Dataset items
.....

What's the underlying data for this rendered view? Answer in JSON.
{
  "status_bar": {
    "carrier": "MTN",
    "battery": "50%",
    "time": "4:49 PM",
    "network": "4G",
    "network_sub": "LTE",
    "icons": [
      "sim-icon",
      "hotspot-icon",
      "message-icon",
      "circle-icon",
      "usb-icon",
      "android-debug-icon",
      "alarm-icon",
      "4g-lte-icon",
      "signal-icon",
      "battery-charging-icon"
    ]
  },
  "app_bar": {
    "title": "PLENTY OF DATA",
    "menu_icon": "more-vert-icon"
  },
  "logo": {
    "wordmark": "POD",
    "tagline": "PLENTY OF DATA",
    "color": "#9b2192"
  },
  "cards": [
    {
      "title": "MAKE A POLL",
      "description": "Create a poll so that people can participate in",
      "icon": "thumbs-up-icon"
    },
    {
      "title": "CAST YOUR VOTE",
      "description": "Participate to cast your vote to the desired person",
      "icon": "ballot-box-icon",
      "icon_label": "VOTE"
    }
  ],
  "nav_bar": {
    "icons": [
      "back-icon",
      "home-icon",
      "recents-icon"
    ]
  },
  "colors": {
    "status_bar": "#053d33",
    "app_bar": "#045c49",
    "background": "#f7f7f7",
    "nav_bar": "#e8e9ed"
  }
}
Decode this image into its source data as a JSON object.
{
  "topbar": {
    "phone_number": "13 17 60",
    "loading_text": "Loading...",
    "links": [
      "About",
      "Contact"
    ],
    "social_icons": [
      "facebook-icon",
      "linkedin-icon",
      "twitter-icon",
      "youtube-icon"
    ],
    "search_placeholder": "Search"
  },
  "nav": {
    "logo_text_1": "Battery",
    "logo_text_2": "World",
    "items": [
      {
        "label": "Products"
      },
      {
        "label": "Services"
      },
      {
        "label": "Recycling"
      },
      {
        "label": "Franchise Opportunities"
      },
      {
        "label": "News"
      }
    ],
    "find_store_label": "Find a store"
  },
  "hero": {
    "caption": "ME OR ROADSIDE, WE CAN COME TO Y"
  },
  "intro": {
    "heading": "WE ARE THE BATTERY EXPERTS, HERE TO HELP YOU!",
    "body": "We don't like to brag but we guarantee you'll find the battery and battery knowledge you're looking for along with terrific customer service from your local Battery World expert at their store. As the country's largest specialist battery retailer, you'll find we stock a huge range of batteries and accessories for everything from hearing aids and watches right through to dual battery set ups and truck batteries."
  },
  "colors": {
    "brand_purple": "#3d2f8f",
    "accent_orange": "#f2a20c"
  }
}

.....

In the records above, how many lines contain the word "store"? Give the number alone.

2